─── DATA EXCERPTS

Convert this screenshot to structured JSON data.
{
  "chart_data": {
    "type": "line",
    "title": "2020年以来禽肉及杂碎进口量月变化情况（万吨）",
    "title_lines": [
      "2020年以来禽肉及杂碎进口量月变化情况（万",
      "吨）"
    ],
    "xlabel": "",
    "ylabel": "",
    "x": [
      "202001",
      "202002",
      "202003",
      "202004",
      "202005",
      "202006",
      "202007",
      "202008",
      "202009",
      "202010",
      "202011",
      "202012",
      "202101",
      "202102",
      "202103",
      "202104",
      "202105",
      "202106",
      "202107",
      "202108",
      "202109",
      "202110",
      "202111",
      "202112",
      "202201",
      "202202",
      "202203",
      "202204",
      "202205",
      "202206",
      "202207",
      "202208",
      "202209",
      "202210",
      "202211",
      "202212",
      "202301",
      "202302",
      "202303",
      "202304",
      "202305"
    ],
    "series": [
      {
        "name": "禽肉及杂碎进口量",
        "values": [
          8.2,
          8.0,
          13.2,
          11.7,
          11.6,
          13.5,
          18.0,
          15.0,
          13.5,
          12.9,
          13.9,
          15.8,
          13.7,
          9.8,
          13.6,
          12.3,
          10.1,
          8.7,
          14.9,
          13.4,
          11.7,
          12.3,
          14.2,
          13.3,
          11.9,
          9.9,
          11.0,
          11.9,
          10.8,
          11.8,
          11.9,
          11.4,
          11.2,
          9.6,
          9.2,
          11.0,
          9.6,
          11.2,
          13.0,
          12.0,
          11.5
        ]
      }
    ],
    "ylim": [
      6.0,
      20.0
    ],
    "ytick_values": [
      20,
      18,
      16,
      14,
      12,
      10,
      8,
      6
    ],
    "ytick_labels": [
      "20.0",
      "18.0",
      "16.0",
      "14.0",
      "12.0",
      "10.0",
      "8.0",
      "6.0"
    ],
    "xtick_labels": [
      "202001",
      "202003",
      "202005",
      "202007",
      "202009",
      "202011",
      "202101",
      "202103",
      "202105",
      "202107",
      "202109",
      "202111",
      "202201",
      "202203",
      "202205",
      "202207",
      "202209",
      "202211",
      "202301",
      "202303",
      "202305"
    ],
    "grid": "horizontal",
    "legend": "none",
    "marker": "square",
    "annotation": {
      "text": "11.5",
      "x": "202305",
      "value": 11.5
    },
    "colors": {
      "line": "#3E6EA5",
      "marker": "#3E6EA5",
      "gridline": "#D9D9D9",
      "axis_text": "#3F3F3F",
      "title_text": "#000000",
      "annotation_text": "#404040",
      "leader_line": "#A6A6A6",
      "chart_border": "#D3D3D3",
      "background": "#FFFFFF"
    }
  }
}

──────

Write out the entries above word for word.

**CORRECT RESULT:**
Convert this screenshot to structured JSON data.
{
  "chart_data": {
    "type": "line",
    "title": "2020年以来禽肉及杂碎进口量月变化情况（万吨）",
    "title_lines": [
      "2020年以来禽肉及杂碎进口量月变化情况（万",
      "吨）"
    ],
    "xlabel": "",
    "ylabel": "",
    "x": [
      "202001",
      "202002",
      "202003",
      "202004",
      "202005",
      "202006",
      "202007",
      "202008",
      "202009",
      "202010",
      "202011",
      "202012",
      "202101",
      "202102",
      "202103",
      "202104",
      "202105",
      "202106",
      "202107",
      "202108",
      "202109",
      "202110",
      "202111",
      "202112",
      "202201",
      "202202",
      "202203",
      "202204",
      "202205",
      "202206",
      "202207",
      "202208",
      "202209",
      "202210",
      "202211",
      "202212",
      "202301",
      "202302",
      "202303",
      "202304",
      "202305"
    ],
    "series": [
      {
        "name": "禽肉及杂碎进口量",
        "values": [
          8.2,
          8.0,
          13.2,
          11.7,
          11.6,
          13.5,
          18.0,
          15.0,
          13.5,
          12.9,
          13.9,
          15.8,
          13.7,
          9.8,
          13.6,
          12.3,
          10.1,
          8.7,
          14.9,
          13.4,
          11.7,
          12.3,
          14.2,
          13.3,
          11.9,
          9.9,
          11.0,
          11.9,
          10.8,
          11.8,
          11.9,
          11.4,
          11.2,
          9.6,
          9.2,
          11.0,
          9.6,
          11.2,
          13.0,
          12.0,
          11.5
        ]
      }
    ],
    "ylim": [
      6.0,
      20.0
    ],
    "ytick_values": [
      20,
      18,
      16,
      14,
      12,
      10,
      8,
      6
    ],
    "ytick_labels": [
      "20.0",
      "18.0",
      "16.0",
      "14.0",
      "12.0",
      "10.0",
      "8.0",
      "6.0"
    ],
    "xtick_labels": [
      "202001",
      "202003",
      "202005",
      "202007",
      "202009",
      "202011",
      "202101",
      "202103",
      "202105",
      "202107",
      "202109",
      "202111",
      "202201",
      "202203",
      "202205",
      "202207",
      "202209",
      "202211",
      "202301",
      "202303",
      "202305"
    ],
    "grid": "horizontal",
    "legend": "none",
    "marker": "square",
    "annotation": {
      "text": "11.5",
      "x": "202305",
      "value": 11.5
    },
    "colors": {
      "line": "#3E6EA5",
      "marker": "#3E6EA5",
      "gridline": "#D9D9D9",
      "axis_text": "#3F3F3F",
      "title_text": "#000000",
      "annotation_text": "#404040",
      "leader_line": "#A6A6A6",
      "chart_border": "#D3D3D3",
      "background": "#FFFFFF"
    }
  }
}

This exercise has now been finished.